Job:
List each line of the data that holds the string "taustapeili", please.

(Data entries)
begin

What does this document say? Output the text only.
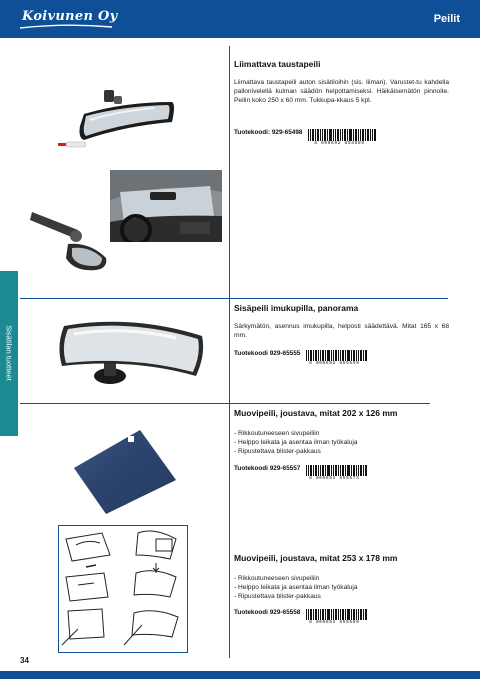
Koivunen Oy	Peilit
Sisätilan tuotteet
Liimattava taustapeili
Liimattava taustapeili auton sisätiloihin (sis. liiman). Varustet-tu kahdella pallonivelellä kulman säädön helpottamiseksi. Häikäisemätön pinnoite. Peilin koko 250 x 60 mm. Tukkupa-kkaus 5 kpl.
Tuotekoodi: 929-65498
8 000692 654989
Sisäpeili imukupilla, panorama
Särkymätön, asennus imukupilla, helposti säädettävä. Mitat 165 x 68 mm.
Tuotekoodi 929-65555
8 000692 655559
Muovipeili, joustava, mitat 202 x 126 mm
- Rikkoutuneeseen sivupeiliin
- Helppo leikata ja asentaa ilman työkaluja
- Ripustettava blister-pakkaus
Tuotekoodi 929-65557
8 000692 655573
Muovipeili, joustava, mitat 253 x 178 mm
- Rikkoutuneeseen sivupeiliin
- Helppo leikata ja asentaa ilman työkaluja
- Ripustettava blister-pakkaus
Tuotekoodi 929-65558
8 000692 655580
34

end

Finished answer:
Liimattava taustapeili
Liimattava taustapeili auton sisätiloihin (sis. liiman). Varustet-tu kahdella pallonivelellä kulman säädön helpottamiseksi. Häikäisemätön pinnoite. Peilin koko 250 x 60 mm. Tukkupa-kkaus 5 kpl.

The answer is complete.